**TASK REQUIREMENTS**:
1. In the forum post about finding a horse trainer, how many days of training had been put on the mustang mare?
2. Carry on the forum thread about finding a horse trainer from its last line.

# Looking for a good trainer in TN or surrounding states



## love2lope84 (Jan 29, 2014)

I am looking for a trainer in TN or surrounding states. Would even consider OH. I need someone that is good at retraining or working with problem horses. I had 120 days put on a mustang mare and she was doing "ok" but she is a bolter. She does ok for a couple rides then it's like she has a short circuit and just freaks out. I have done tons of ground work with her and she will get ok with something then I'll move on and when I go back to recap it's like she's never seen it before. She isn't retaining anything I teach her. I have done more ground work and desensitizing with her then any other horse I have ever owned. When you ride her she is ok for one or two rides then she freaks out and tries to bolt every move you make. I have done so much flexing with her so we can use a one rein stop but she won't give when she bolts. I am not too proud to admit that this is beyond my level and I need professional help. We don't want to give up on her and send her back to the holding facility but she is so unpredictable and there are so many other good broke horses out there. If anyone knows of anyone that can help me with her I would really appreciate it. Thanks!

(Records)
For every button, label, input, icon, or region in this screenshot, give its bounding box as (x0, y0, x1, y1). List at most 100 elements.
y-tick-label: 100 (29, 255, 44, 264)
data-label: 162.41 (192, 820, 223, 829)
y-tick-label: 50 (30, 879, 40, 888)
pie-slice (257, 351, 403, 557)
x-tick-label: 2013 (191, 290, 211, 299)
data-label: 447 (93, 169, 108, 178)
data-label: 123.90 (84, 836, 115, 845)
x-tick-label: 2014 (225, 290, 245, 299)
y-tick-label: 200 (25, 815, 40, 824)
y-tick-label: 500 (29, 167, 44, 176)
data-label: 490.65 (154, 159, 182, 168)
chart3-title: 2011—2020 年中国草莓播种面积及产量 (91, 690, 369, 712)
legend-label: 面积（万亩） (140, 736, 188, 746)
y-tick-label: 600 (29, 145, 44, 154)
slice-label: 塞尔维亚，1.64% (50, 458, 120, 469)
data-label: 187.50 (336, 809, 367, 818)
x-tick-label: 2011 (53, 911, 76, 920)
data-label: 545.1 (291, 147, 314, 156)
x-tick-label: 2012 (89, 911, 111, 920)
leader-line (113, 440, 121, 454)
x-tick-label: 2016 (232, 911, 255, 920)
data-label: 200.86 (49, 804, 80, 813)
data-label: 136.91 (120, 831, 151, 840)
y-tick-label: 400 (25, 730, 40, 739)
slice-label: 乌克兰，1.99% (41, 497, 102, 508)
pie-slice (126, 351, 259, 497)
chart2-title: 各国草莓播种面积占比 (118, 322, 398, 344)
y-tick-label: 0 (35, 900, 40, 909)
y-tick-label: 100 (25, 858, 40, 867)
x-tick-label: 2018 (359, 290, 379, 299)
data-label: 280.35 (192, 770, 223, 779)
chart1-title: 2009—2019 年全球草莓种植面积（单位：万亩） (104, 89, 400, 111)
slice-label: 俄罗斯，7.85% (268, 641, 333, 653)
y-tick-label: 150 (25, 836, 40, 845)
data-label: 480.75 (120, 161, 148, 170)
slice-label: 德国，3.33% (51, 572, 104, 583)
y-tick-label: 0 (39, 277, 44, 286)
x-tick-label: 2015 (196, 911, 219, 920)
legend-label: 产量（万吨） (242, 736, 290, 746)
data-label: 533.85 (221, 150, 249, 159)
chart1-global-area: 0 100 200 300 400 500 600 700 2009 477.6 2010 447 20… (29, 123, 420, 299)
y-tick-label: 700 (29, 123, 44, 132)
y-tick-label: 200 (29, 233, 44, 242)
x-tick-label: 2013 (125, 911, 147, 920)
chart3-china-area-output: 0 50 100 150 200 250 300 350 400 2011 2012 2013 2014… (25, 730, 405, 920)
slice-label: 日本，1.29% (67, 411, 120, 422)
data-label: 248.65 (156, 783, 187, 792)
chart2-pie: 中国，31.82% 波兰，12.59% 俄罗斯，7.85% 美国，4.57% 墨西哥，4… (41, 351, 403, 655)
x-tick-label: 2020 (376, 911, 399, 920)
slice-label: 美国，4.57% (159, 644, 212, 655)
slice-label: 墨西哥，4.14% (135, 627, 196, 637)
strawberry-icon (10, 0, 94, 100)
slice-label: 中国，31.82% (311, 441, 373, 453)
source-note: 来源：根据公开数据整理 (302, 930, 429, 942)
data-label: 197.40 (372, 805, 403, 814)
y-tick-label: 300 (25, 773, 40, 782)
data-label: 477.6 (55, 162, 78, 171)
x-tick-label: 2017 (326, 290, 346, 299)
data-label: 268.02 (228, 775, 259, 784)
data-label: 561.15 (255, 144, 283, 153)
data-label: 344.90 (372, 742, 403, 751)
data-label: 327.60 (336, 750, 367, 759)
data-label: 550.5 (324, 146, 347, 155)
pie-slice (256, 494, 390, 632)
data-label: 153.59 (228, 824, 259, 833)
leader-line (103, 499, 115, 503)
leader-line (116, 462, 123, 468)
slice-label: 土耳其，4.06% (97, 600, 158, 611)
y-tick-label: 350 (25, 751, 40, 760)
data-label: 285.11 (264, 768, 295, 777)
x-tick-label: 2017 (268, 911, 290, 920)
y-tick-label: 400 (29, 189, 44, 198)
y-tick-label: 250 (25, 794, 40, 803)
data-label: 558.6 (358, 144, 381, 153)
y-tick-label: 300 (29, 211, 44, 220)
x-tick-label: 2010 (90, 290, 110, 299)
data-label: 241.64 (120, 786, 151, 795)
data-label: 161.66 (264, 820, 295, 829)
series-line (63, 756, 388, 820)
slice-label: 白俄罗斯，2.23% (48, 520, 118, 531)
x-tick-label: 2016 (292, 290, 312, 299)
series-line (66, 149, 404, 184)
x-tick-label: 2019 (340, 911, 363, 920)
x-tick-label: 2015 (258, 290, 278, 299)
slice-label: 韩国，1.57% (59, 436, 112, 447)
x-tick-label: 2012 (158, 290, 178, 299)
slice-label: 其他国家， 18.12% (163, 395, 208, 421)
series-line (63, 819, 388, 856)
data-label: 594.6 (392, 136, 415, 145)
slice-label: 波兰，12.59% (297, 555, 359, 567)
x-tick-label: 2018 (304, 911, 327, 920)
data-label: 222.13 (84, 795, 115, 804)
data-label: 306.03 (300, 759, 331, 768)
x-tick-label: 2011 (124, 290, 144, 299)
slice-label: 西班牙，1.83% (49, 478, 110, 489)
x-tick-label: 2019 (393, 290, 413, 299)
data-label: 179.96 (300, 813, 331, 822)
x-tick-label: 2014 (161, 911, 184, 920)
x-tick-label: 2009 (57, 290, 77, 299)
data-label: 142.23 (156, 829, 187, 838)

**EXPECTED RESULTS**:
1. 120 days.

2.
----------



## hollysjubilee (Nov 2, 2012)

*TN Trainer*



love2lope84 said:


> I am looking for a trainer in TN or surrounding states. Would even consider OH. I need someone that is good at retraining or working with problem horses. I had 120 days put on a mustang mare and she was doing "ok" but she is a bolter. She does ok for a couple rides then it's like she has a short circuit and just freaks out. I have done tons of ground work with her and she will get ok with something then I'll move on and when I go back to recap it's like she's never seen it before. She isn't retaining anything I teach her. I have done more ground work and desensitizing with her then any other horse I have ever owned. When you ride her she is ok for one or two rides then she freaks out and tries to bolt every move you make. I have done so much flexing with her so we can use a one rein stop but she won't give when she bolts. I am not too proud to admit that this is beyond my level and I need professional help. We don't want to give up on her and send her back to the holding facility but she is so unpredictable and there are so many other good broke horses out there. If anyone knows of anyone that can help me with her I would really appreciate it. Thanks!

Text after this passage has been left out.